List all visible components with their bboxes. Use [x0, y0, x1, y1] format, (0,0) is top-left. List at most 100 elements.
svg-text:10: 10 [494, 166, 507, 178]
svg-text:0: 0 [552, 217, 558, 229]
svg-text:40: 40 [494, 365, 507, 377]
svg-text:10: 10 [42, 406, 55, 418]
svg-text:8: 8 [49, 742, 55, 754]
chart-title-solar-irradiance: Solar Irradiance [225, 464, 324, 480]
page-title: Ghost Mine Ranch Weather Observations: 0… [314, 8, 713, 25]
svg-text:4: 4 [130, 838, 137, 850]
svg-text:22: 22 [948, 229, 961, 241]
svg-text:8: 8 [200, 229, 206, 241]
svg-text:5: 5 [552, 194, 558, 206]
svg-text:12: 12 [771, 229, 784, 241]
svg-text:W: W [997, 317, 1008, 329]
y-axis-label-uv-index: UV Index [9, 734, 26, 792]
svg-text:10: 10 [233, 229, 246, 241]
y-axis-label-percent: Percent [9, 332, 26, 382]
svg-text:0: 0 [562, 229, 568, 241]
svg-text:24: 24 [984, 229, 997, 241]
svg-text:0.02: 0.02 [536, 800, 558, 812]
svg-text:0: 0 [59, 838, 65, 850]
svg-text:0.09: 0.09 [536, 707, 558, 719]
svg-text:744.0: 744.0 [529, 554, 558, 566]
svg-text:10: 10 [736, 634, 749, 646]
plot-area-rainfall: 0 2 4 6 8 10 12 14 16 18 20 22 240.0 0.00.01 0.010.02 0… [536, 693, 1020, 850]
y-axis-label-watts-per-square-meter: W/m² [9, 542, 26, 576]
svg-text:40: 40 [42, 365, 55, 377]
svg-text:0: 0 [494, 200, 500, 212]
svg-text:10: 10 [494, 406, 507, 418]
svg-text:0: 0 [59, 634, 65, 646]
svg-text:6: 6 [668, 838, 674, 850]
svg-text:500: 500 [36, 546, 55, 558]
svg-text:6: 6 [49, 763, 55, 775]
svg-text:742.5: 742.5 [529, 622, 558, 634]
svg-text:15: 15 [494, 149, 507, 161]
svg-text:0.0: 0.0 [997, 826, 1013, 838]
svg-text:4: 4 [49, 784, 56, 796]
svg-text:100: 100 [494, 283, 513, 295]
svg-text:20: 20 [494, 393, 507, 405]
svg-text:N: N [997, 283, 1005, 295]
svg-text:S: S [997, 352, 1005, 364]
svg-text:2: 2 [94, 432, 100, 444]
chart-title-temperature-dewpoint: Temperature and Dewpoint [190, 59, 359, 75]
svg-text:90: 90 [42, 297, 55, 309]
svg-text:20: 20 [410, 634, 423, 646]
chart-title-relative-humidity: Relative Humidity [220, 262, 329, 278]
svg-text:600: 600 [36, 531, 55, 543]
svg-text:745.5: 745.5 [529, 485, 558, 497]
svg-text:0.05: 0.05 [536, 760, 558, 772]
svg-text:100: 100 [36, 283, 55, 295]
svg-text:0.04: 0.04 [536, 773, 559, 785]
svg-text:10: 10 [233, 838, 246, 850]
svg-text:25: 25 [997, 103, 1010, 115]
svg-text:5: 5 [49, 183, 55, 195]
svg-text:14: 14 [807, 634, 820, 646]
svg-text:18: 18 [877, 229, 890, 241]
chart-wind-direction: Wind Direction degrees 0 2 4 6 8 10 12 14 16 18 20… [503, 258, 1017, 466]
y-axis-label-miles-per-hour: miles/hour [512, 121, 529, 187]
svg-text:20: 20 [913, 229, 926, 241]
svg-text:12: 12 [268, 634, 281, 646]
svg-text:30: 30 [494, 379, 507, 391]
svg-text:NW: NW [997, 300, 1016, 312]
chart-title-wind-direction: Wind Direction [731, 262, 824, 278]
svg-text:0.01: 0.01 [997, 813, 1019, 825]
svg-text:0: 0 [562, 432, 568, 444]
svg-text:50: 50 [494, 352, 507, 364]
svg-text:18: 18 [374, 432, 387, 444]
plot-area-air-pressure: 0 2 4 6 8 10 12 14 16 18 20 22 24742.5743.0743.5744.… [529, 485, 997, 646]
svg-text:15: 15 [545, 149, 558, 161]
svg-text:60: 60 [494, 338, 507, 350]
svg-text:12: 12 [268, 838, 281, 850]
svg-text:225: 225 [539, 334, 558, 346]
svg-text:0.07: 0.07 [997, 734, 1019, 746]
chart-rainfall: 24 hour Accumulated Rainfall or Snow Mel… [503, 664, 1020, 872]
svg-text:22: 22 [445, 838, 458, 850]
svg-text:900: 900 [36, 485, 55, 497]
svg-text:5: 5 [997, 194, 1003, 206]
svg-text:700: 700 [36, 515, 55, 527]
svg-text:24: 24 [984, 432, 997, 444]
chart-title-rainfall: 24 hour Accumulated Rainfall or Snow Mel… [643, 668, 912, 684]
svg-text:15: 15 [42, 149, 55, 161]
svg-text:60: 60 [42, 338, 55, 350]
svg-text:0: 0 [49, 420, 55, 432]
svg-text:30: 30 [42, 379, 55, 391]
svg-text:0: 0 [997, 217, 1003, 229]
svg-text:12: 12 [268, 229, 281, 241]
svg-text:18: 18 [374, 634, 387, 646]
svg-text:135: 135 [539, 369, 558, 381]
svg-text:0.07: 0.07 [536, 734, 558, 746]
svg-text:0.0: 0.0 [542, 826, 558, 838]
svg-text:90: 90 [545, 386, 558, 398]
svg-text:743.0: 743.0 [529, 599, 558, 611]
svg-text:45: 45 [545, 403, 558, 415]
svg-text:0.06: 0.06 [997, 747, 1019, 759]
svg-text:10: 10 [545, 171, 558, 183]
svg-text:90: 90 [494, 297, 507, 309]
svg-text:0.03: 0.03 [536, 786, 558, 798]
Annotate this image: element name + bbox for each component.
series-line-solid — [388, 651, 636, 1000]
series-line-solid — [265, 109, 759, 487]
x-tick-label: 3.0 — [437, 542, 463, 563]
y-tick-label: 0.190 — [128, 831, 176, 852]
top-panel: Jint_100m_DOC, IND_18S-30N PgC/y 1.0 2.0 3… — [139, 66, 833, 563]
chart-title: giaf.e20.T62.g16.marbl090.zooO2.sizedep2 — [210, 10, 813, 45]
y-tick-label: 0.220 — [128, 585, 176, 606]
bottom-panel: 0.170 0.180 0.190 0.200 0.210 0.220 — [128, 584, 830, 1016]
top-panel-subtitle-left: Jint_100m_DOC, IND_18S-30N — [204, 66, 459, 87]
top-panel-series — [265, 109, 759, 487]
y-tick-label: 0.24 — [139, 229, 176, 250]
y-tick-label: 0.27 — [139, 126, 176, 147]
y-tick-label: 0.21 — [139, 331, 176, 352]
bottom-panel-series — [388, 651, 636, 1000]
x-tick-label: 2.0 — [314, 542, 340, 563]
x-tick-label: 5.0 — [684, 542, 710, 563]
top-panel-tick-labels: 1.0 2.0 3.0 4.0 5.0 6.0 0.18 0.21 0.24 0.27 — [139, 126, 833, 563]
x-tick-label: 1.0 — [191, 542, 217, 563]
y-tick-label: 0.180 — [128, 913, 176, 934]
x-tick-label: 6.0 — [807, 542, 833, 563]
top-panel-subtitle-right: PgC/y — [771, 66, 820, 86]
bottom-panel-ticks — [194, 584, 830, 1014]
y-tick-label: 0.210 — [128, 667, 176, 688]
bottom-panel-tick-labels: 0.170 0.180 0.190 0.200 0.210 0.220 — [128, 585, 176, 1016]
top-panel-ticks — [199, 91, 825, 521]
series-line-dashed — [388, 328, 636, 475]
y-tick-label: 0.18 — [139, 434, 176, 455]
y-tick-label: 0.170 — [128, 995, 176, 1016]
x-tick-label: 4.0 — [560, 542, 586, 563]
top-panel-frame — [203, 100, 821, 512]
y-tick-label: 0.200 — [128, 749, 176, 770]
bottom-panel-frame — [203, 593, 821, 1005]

■ Problem ■
Retype the listing above without changes, from its first line through the line holding "plot-area-rainfall: 0 2", with both of those lines included.

■ Result of this task ■
List all visible components with their bboxes. Use [x0, y0, x1, y1] format, (0,0) is top-left. List at most 100 elements.
svg-text:10: 10 [494, 166, 507, 178]
svg-text:0: 0 [552, 217, 558, 229]
svg-text:40: 40 [494, 365, 507, 377]
svg-text:10: 10 [42, 406, 55, 418]
svg-text:8: 8 [49, 742, 55, 754]
chart-title-solar-irradiance: Solar Irradiance [225, 464, 324, 480]
page-title: Ghost Mine Ranch Weather Observations: 0… [314, 8, 713, 25]
svg-text:4: 4 [130, 838, 137, 850]
svg-text:22: 22 [948, 229, 961, 241]
svg-text:8: 8 [200, 229, 206, 241]
svg-text:5: 5 [552, 194, 558, 206]
svg-text:12: 12 [771, 229, 784, 241]
svg-text:W: W [997, 317, 1008, 329]
y-axis-label-uv-index: UV Index [9, 734, 26, 792]
svg-text:10: 10 [233, 229, 246, 241]
y-axis-label-percent: Percent [9, 332, 26, 382]
svg-text:0: 0 [562, 229, 568, 241]
svg-text:24: 24 [984, 229, 997, 241]
svg-text:0.02: 0.02 [536, 800, 558, 812]
svg-text:0: 0 [59, 838, 65, 850]
svg-text:0.09: 0.09 [536, 707, 558, 719]
svg-text:744.0: 744.0 [529, 554, 558, 566]
svg-text:10: 10 [736, 634, 749, 646]
plot-area-rainfall: 0 2 4 6 8 10 12 14 16 18 20 22 240.0 0.00.01 0.010.02 0… [536, 693, 1020, 850]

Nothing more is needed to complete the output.